§ SOURCE MATERIAL:
━━━━━━━━━━

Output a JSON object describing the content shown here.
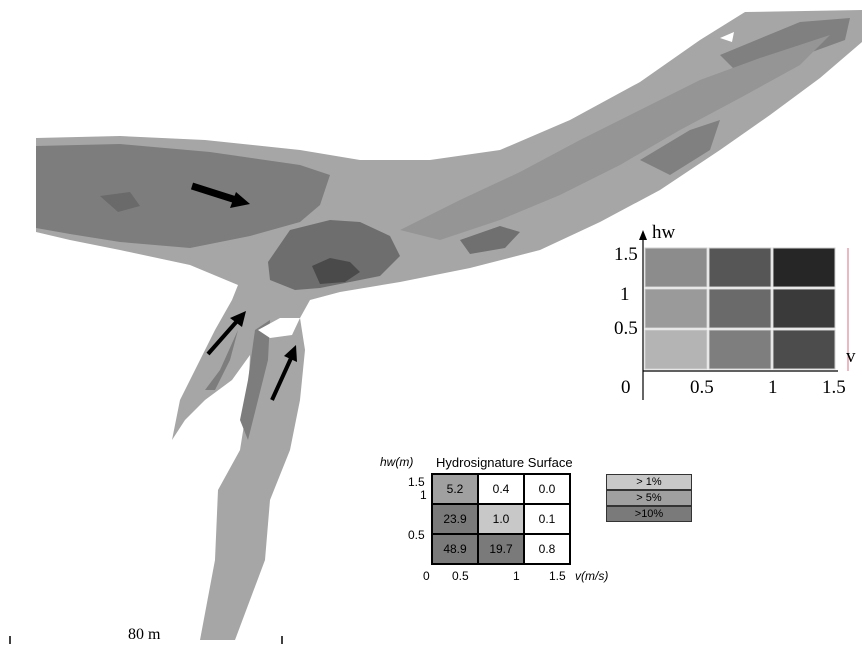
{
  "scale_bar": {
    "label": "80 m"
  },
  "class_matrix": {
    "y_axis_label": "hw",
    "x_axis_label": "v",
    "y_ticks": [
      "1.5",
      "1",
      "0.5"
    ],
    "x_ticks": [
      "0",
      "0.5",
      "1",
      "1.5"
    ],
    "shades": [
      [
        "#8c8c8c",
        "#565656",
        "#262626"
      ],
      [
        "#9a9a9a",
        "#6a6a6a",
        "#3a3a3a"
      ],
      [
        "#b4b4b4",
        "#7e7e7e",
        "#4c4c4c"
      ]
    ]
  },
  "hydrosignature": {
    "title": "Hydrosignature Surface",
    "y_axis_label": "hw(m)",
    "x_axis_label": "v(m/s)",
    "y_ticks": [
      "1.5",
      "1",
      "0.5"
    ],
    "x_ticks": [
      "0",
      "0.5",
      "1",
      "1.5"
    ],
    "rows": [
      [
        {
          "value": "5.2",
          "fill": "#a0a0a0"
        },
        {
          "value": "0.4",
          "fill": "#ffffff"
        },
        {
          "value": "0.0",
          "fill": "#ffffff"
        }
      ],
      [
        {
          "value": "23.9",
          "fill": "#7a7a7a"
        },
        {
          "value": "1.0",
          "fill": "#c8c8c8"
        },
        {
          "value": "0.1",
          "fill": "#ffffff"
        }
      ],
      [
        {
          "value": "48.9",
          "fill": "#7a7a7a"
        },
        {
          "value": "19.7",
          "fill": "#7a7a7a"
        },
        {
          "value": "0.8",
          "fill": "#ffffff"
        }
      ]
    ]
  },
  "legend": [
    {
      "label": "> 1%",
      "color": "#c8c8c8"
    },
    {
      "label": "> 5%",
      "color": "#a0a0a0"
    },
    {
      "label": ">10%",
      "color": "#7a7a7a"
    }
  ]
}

━━━━━━━━━━

§ WHAT IS REQUIRED:
Sift the material for lines with the string "value". Copy each one found.

§ TASK ANSWER:
          "value": "5.2",
          "value": "0.4",
          "value": "0.0",
          "value": "23.9",
          "value": "1.0",
          "value": "0.1",
          "value": "48.9",
          "value": "19.7",
          "value": "0.8",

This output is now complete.